Verilen Yönerge A: John Steinbeck'in hayatını anlatan metne göre Steinbeck, Nobel Edebiyat Ödülü'ne hangi yıl layık görülmüştür?
Verilen Yönerge B: Steinbeck'in hayatını anlatan metinde "FARELER VE INSANLAR" sözlerinden "büyük katkı sağlamıştır." sözlerine kadar olan bölümü hiç değiştirmeden yazınız.
Verilen Yönerge C: John Steinbeck'in hayatını ve eserlerini anlatan metni kaldığı yerden sürdürünüz.

Verilen Metin:
FARELER VE INSANLAR

John Steinbeck, 27 Şubat 1902'de Amerika Birleşik Devletleri'nin Kaliforniya eyaleti Salinas kentinde çiftlikte çalışan(ırgat) bir ailenin çocuğu olarak dünyaya gelmiştir. Babası Prusyalı, annesi ise İrlandalı göçmen bir aileye sahiptir. Yaşıtları gibi o da küçük yaşlarda çiftçilik yapmıştır.1920-1926 yılları arasında aralıklarla Stanford Üniversitesi'nde okumuştur.Öğrenimini sürdürebilmek için duvarcılık, boyacılık, kapıcılık, eczacılık gibi işlerde çalışmıştır. Okulu bitirememiş öğrencilik yıllarında başladığı yazmayı sürdürmüştür. Çiftlikte çalışırken(ırgatlık) ve işçilik yaparken edindiği deneyimler, eserlerinde işçilerin yaşamlarını gerçekçi bir dile anlatmasına büyük katkı sağlamıştır.
İlk romanlarından başlayarak hep işçileri, yaşam koşullarını, ilişkilerini anlatmıştır. 1929'da yayınlanan ilk kitabı "Altın Kupa" dan sonra 1936'da yayınlanan "Bitmeyen Kavga"da tarım işçilerinin grevi ve bu greve önderlik eden iki Marksisti anlatmıştır. Amerikan çalışma sistemine keskin eleştiriler yönelmiştir. Üçüncü kitabı "Fareler ve İnsanlar" 1937'de yayınlanmasıyla bu kez iki göçmen işçi arasındaki garip ve karmaşık ilişkinin öyküsünü anlatmıştır. Kendisine "Pulitzer Ödülü" getiren ünlü romanı "Gazap Üzümleri" 1940'ta sinemaya aktarılmıştır. II. Dünya Savaşı yıllarında daha çok ideolojik eserler vermiştir. İzleyen yıllarda politikadan uzak, eğlendirici yanı ağır basan duygusal ögelerin de yer aldığı eserler ve senaryolar yazmıştır. 1962'de edebiyata katkılarından dolayı Nobel Edebiyat Ödülü'ne layık görülmüştür. 20 Aralık 1968'de New York'ta yaşamını yitirmiştir.

Veri Listesi:

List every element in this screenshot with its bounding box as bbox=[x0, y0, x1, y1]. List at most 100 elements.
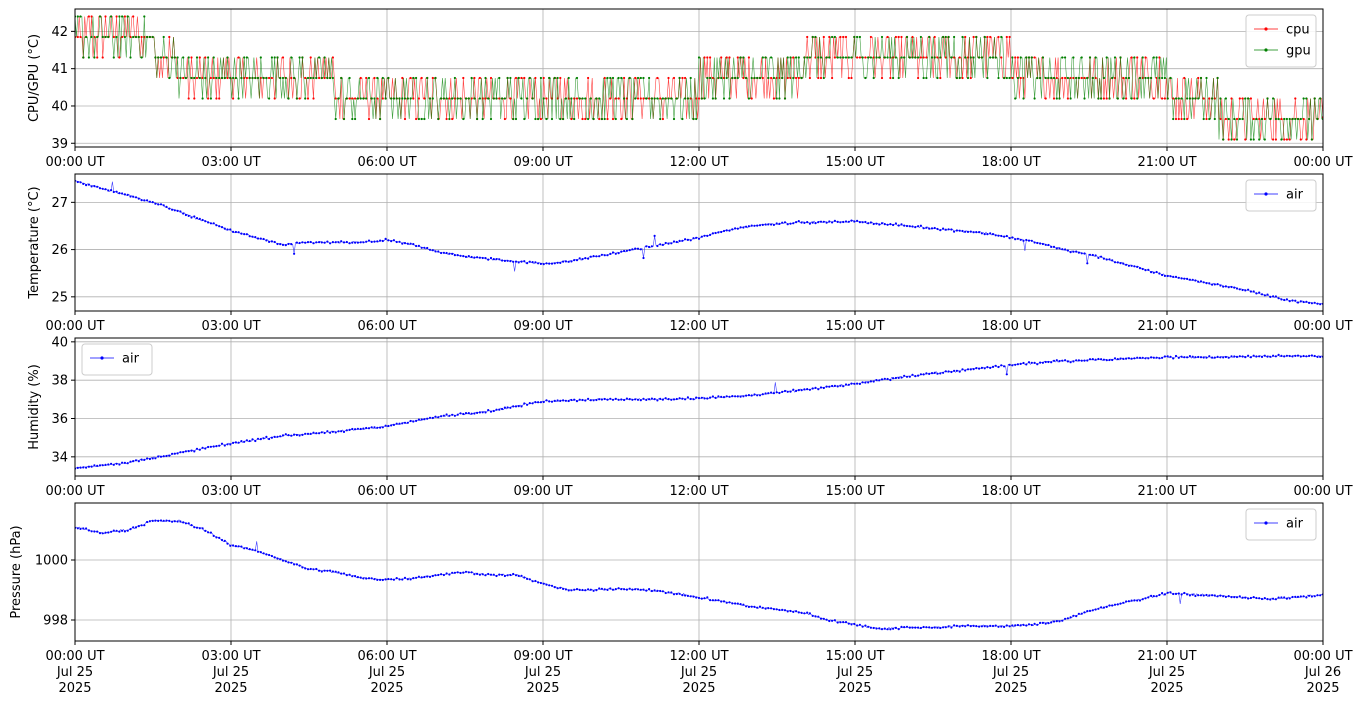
data-point bbox=[1258, 117, 1261, 121]
data-point bbox=[933, 626, 936, 629]
data-point bbox=[831, 619, 834, 622]
data-point bbox=[293, 76, 296, 80]
data-point bbox=[1061, 56, 1064, 59]
data-point bbox=[942, 626, 945, 629]
data-point bbox=[406, 242, 409, 245]
data-point bbox=[448, 252, 451, 255]
data-point bbox=[1052, 97, 1056, 100]
data-point bbox=[1186, 277, 1189, 280]
y-axis-label: CPU/GPU (°C) bbox=[27, 34, 42, 122]
data-point bbox=[1280, 117, 1283, 121]
data-point bbox=[104, 463, 107, 466]
data-point bbox=[1016, 237, 1020, 240]
data-point bbox=[1119, 602, 1122, 605]
data-point bbox=[354, 575, 357, 578]
data-point bbox=[684, 594, 687, 597]
data-point bbox=[165, 519, 168, 522]
x-tick-sublabel: 2025 bbox=[214, 681, 247, 696]
data-point bbox=[331, 56, 334, 59]
data-point bbox=[642, 588, 645, 591]
data-point bbox=[961, 624, 964, 628]
data-point bbox=[806, 35, 809, 39]
data-point bbox=[573, 398, 576, 401]
data-point bbox=[1100, 255, 1103, 258]
data-point bbox=[464, 255, 468, 258]
data-point bbox=[886, 223, 889, 226]
data-point bbox=[747, 605, 751, 609]
data-point bbox=[889, 223, 892, 226]
data-point bbox=[1224, 117, 1227, 121]
data-point bbox=[966, 76, 970, 80]
data-point bbox=[928, 227, 931, 230]
data-point bbox=[983, 35, 986, 39]
data-point bbox=[1044, 76, 1047, 80]
data-point bbox=[1005, 373, 1008, 376]
data-point bbox=[933, 56, 936, 59]
data-point bbox=[728, 601, 731, 604]
data-point bbox=[1039, 242, 1042, 245]
data-point bbox=[783, 97, 787, 100]
data-point bbox=[478, 411, 481, 414]
data-point bbox=[93, 464, 96, 467]
data-point bbox=[76, 180, 79, 184]
data-point bbox=[367, 577, 371, 580]
data-point bbox=[1255, 596, 1258, 600]
data-point bbox=[470, 571, 473, 574]
data-point bbox=[501, 97, 504, 100]
data-point bbox=[606, 398, 609, 401]
data-point bbox=[539, 581, 543, 585]
data-point bbox=[942, 371, 945, 374]
data-point bbox=[387, 76, 390, 80]
data-point bbox=[115, 190, 118, 193]
data-point bbox=[603, 588, 606, 591]
x-tick-sublabel: 2025 bbox=[994, 681, 1027, 696]
data-point bbox=[392, 97, 395, 100]
data-point bbox=[947, 228, 950, 231]
data-point bbox=[1249, 290, 1252, 293]
data-point bbox=[1080, 612, 1083, 615]
data-point bbox=[409, 97, 412, 100]
data-point bbox=[889, 76, 892, 80]
data-point bbox=[584, 589, 587, 592]
data-point bbox=[905, 375, 909, 378]
data-point bbox=[897, 628, 900, 631]
data-point bbox=[875, 627, 878, 630]
data-point bbox=[661, 97, 665, 100]
data-point bbox=[356, 576, 359, 579]
data-point bbox=[789, 390, 792, 393]
data-point bbox=[273, 97, 276, 100]
data-point bbox=[1283, 138, 1286, 141]
data-point bbox=[795, 610, 798, 613]
data-point bbox=[1144, 597, 1147, 600]
data-point bbox=[914, 375, 917, 378]
data-point bbox=[484, 411, 487, 414]
x-tick-label: 18:00 UT bbox=[981, 484, 1040, 499]
data-point bbox=[917, 76, 920, 80]
data-point bbox=[451, 413, 454, 416]
data-point bbox=[839, 56, 842, 59]
data-point bbox=[348, 242, 351, 245]
data-point bbox=[1283, 596, 1286, 599]
data-point bbox=[134, 526, 138, 529]
data-point bbox=[415, 76, 418, 80]
data-point bbox=[1058, 360, 1061, 363]
data-point bbox=[426, 76, 429, 80]
data-point bbox=[351, 97, 354, 100]
data-point bbox=[476, 572, 479, 576]
data-point bbox=[750, 224, 753, 227]
data-point bbox=[889, 628, 892, 631]
data-point bbox=[334, 241, 337, 244]
data-point bbox=[1166, 274, 1169, 278]
data-point bbox=[861, 381, 864, 384]
data-point bbox=[911, 56, 914, 59]
data-point bbox=[384, 97, 387, 100]
data-point bbox=[928, 372, 931, 375]
data-point bbox=[745, 605, 748, 608]
data-point bbox=[528, 260, 531, 263]
data-point bbox=[986, 366, 989, 369]
data-point bbox=[1072, 360, 1075, 363]
data-point bbox=[481, 117, 484, 121]
data-point bbox=[667, 76, 670, 80]
data-point bbox=[972, 624, 975, 628]
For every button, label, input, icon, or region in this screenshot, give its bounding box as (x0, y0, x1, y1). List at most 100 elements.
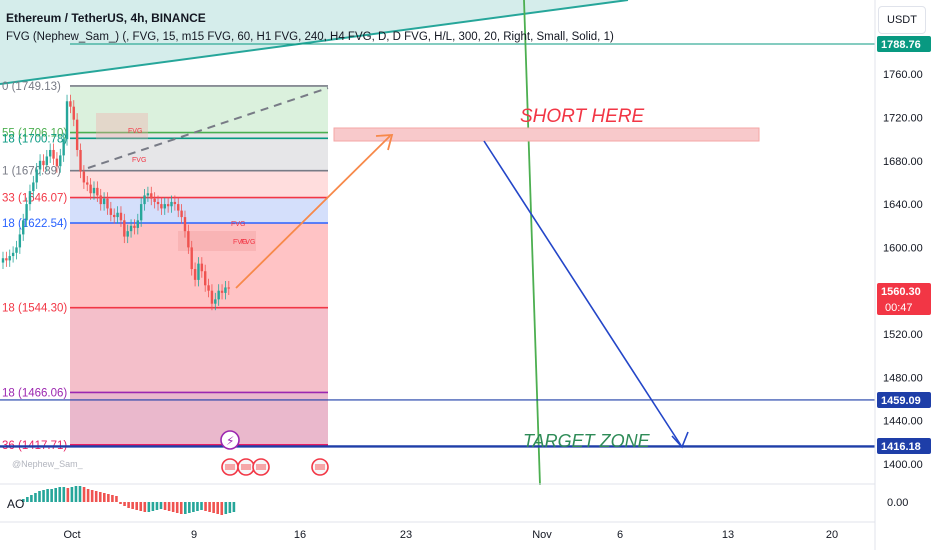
ao-bar (192, 502, 195, 512)
ao-bar (78, 486, 82, 502)
candle-body (166, 204, 170, 207)
y-tick-1680: 1680.00 (883, 156, 923, 168)
ao-bar (184, 502, 187, 514)
entry-arrowhead (375, 134, 394, 151)
candle-body (163, 204, 166, 209)
candle-body (156, 201, 160, 205)
candle-body (72, 106, 75, 120)
candle-body (123, 220, 126, 237)
ao-bar (188, 502, 191, 513)
fib-zone-0 (70, 85, 328, 133)
lightning-icon (220, 430, 240, 450)
ao-bar (232, 502, 236, 512)
fib-label-7: 18 (1466.06) (2, 387, 67, 399)
entry-arrow-line (235, 135, 391, 289)
ao-bar (42, 490, 45, 502)
fvg-box-1 (96, 113, 148, 139)
candle-body (45, 156, 49, 166)
candle-body (75, 119, 79, 150)
candle-body (15, 247, 18, 253)
y-tick-1400: 1400.00 (883, 459, 923, 471)
ao-bar (107, 494, 110, 502)
ao-bar (115, 496, 118, 502)
candle-body (5, 258, 8, 261)
author-watermark: @Nephew_Sam_ (12, 459, 83, 469)
ao-bar (82, 487, 86, 502)
x-tick-0: Oct (63, 529, 80, 541)
ao-bar (46, 489, 49, 502)
ao-bar (119, 502, 122, 504)
price-label-2: 1459.09 (881, 395, 921, 407)
ao-bar (135, 502, 138, 510)
ao-bar (155, 502, 159, 510)
fib-label-6: 18 (1544.30) (2, 303, 67, 315)
price-label-bg-3 (877, 438, 931, 454)
candle-body (180, 210, 183, 218)
candle-body (143, 195, 146, 205)
ao-bar (131, 502, 134, 509)
candle-body (160, 204, 163, 209)
ao-bar (139, 502, 143, 511)
candle-body (106, 198, 109, 209)
candle-body (89, 184, 92, 194)
ao-bar (216, 502, 219, 514)
candle-body (92, 187, 96, 194)
price-label-1: 1560.30 (881, 286, 921, 298)
price-label-bg-0 (877, 36, 931, 52)
fvg-box-2 (178, 231, 256, 251)
candle-body (204, 271, 207, 286)
ao-bar (94, 491, 98, 502)
candle-body (170, 201, 173, 207)
projection-arrowhead (671, 431, 689, 449)
ao-bar (179, 502, 183, 514)
candle-body (200, 263, 204, 272)
candle-body (150, 193, 153, 199)
x-tick-5: 6 (617, 529, 623, 541)
candle-body (55, 158, 59, 167)
candle-body (146, 193, 150, 196)
ao-bar (204, 502, 207, 511)
ao-bar (196, 502, 199, 511)
ao-bar (159, 502, 163, 509)
candle-body (25, 204, 28, 221)
annotation-short-here: SHORT HERE (520, 106, 645, 127)
price-label-bg-1 (877, 283, 931, 315)
x-tick-1: 9 (191, 529, 197, 541)
candle-body (173, 201, 177, 205)
fib-label-0: 0 (1749.13) (2, 81, 61, 93)
flag-icon-0 (225, 464, 235, 470)
indicator-legend[interactable]: FVG (Nephew_Sam_) (, FVG, 15, m15 FVG, 6… (6, 31, 614, 43)
ao-bar (224, 502, 228, 514)
ao-bar (90, 490, 94, 502)
fib-label-3: 1 (1670.89) (2, 166, 61, 178)
y-tick-1480: 1480.00 (883, 372, 923, 384)
candle-body (139, 204, 143, 221)
candle-body (224, 287, 227, 293)
candle-body (22, 220, 25, 235)
ao-bar (58, 487, 62, 502)
candle-body (28, 191, 32, 205)
ao-bar (212, 502, 215, 513)
fib-label-4: 33 (1646.07) (2, 193, 67, 205)
ao-bar (34, 493, 37, 502)
candle-body (210, 290, 214, 304)
currency-button[interactable]: USDT (878, 6, 926, 34)
candle-body (99, 195, 102, 205)
ao-bar (200, 502, 203, 510)
ao-bar (38, 491, 41, 502)
ao-bar (143, 502, 147, 512)
candle-body (193, 269, 197, 280)
annotation-target-zone: TARGET ZONE (523, 431, 651, 451)
candle-body (133, 225, 136, 228)
candle-body (207, 285, 210, 291)
ao-bar (86, 489, 90, 502)
ao-bar (127, 502, 130, 508)
x-tick-4: Nov (532, 529, 552, 541)
price-label-3: 1416.18 (881, 441, 921, 453)
candle-body (79, 149, 82, 172)
fib-zone-6 (70, 392, 328, 445)
oscillator-label: AO (7, 497, 25, 511)
candle-body (116, 212, 119, 218)
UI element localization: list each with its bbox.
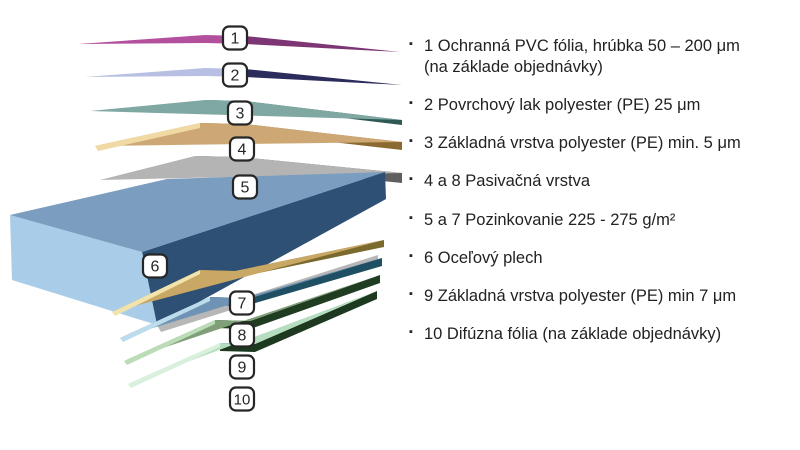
svg-text:6: 6 <box>151 259 160 276</box>
svg-text:7: 7 <box>238 296 247 313</box>
svg-text:2: 2 <box>231 68 240 85</box>
svg-text:4: 4 <box>238 142 247 159</box>
svg-text:9: 9 <box>238 360 247 377</box>
svg-text:5: 5 <box>241 180 250 197</box>
svg-text:10: 10 <box>234 392 251 409</box>
svg-text:3: 3 <box>236 106 245 123</box>
svg-text:8: 8 <box>238 328 247 345</box>
svg-text:1: 1 <box>231 31 240 48</box>
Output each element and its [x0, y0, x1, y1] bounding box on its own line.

Beklenen Çıktı A: Steinbeck, 1962'de Nobel Edebiyat Ödülü'ne layık görülmüştür.

Beklenen Çıktı B:
FARELER VE INSANLAR

John Steinbeck, 27 Şubat 1902'de Amerika Birleşik Devletleri'nin Kaliforniya eyaleti Salinas kentinde çiftlikte çalışan(ırgat) bir ailenin çocuğu olarak dünyaya gelmiştir. Babası Prusyalı, annesi ise İrlandalı göçmen bir aileye sahiptir. Yaşıtları gibi o da küçük yaşlarda çiftçilik yapmıştır.1920-1926 yılları arasında aralıklarla Stanford Üniversitesi'nde okumuştur.Öğrenimini sürdürebilmek için duvarcılık, boyacılık, kapıcılık, eczacılık gibi işlerde çalışmıştır. Okulu bitirememiş öğrencilik yıllarında başladığı yazmayı sürdürmüştür. Çiftlikte çalışırken(ırgatlık) ve işçilik yaparken edindiği deneyimler, eserlerinde işçilerin yaşamlarını gerçekçi bir dile anlatmasına büyük katkı sağlamıştır.

Beklenen Çıktı C:
Tanıtım

Klasiklerden olan Jonh Steinbeck'in Fareler ve İnsanlar'ı, biri zeki biri ise yarım akıllı iki tarım işçisinin hayatını konu almaktadır. Zeki karakterimiz George Milton olmakla beraber yol arkadaşı ve ona emanet iri ve güçlü aynı zamanda kelimenin gerçek anlamıyla zekası geri olan Lennie Small diğer karakterimizdir. George ve Lennie'nin yeni bir çiftlik bulması ve bir arazi satın alma hayalleri ile başlayan kitap hiç ummayacağımız bir sona doğru ilerlemektedir. Karakterlerimiz yepyeni insanlarla tanışırlar ve bu sonlarının başlangıcıdır.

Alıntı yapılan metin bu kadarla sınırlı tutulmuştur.